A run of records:

---*---

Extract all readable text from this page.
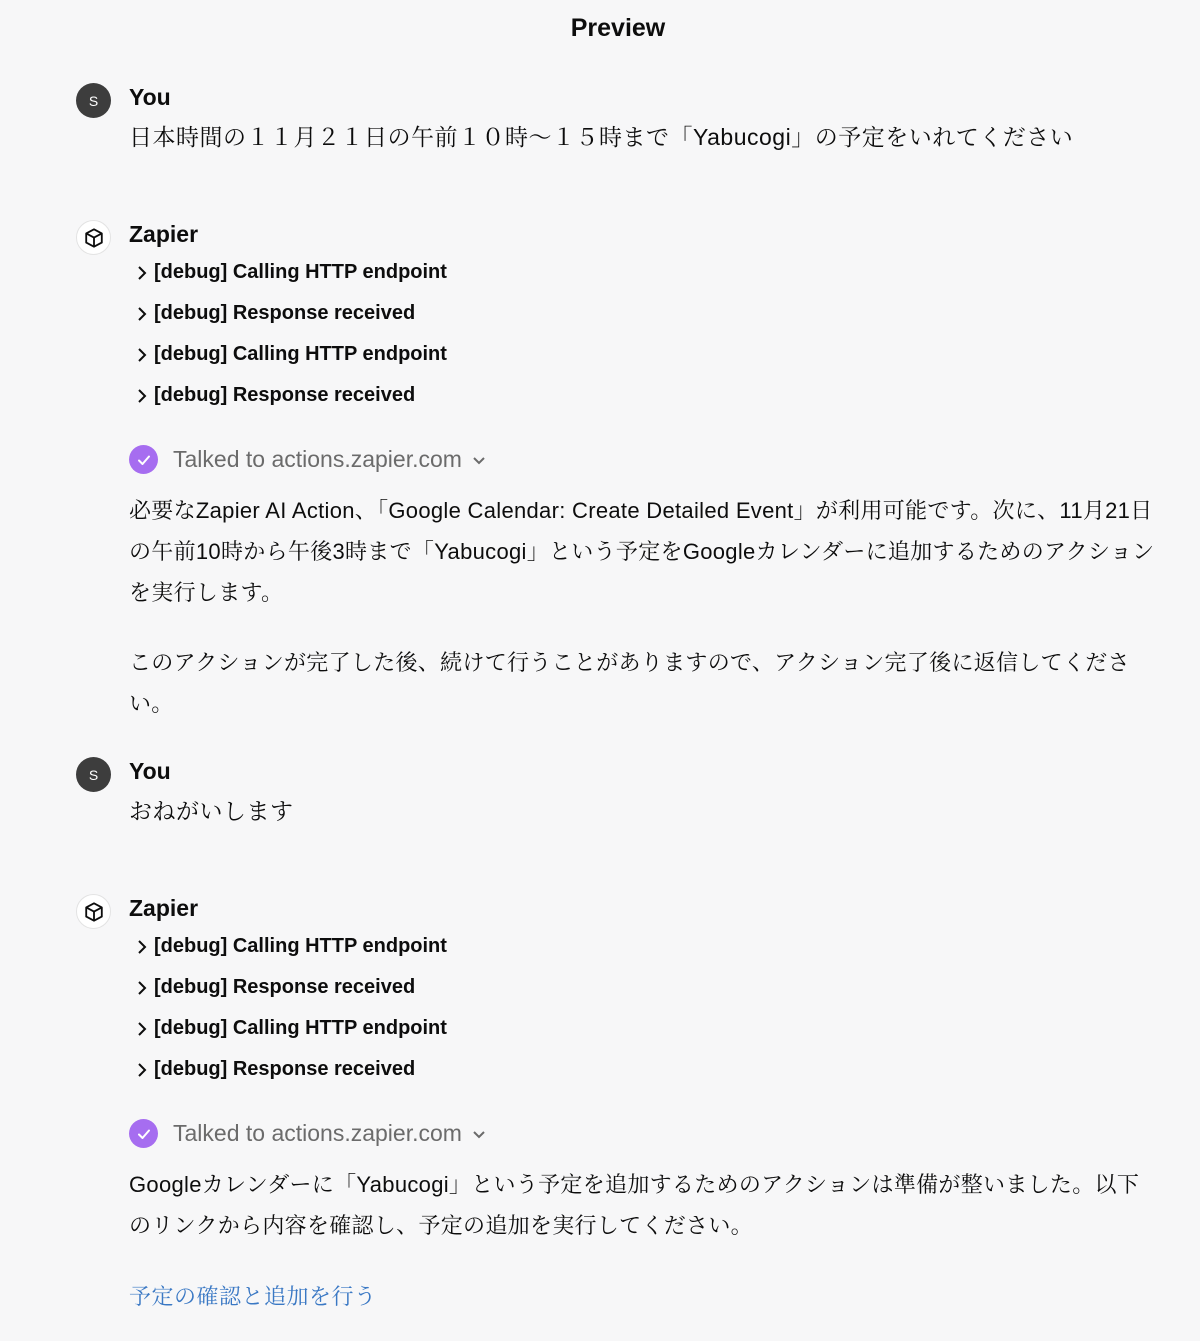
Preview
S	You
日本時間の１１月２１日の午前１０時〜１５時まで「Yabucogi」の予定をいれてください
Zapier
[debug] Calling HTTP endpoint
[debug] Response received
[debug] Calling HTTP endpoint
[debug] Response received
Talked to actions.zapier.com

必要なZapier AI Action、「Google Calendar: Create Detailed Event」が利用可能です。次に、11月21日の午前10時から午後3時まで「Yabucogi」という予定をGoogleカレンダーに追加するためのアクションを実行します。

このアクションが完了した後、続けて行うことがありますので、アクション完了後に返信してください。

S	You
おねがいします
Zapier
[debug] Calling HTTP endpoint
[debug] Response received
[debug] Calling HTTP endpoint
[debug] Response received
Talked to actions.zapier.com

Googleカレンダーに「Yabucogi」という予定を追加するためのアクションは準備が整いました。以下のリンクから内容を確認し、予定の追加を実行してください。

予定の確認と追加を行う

---*---

_Problem details_.
Repeat the material above verbatim, with no pictures in the output.

_Task result_.
Extract all readable text from this page.
Preview
S	You
日本時間の１１月２１日の午前１０時〜１５時まで「Yabucogi」の予定をいれてください
Zapier
[debug] Calling HTTP endpoint
[debug] Response received
[debug] Calling HTTP endpoint
[debug] Response received
Talked to actions.zapier.com

必要なZapier AI Action、「Google Calendar: Create Detailed Event」が利用可能です。次に、11月21日の午前10時から午後3時まで「Yabucogi」という予定をGoogleカレンダーに追加するためのアクションを実行します。

このアクションが完了した後、続けて行うことがありますので、アクション完了後に返信してください。

S	You
おねがいします
Zapier
[debug] Calling HTTP endpoint
[debug] Response received
[debug] Calling HTTP endpoint
[debug] Response received
Talked to actions.zapier.com

Googleカレンダーに「Yabucogi」という予定を追加するためのアクションは準備が整いました。以下のリンクから内容を確認し、予定の追加を実行してください。

予定の確認と追加を行う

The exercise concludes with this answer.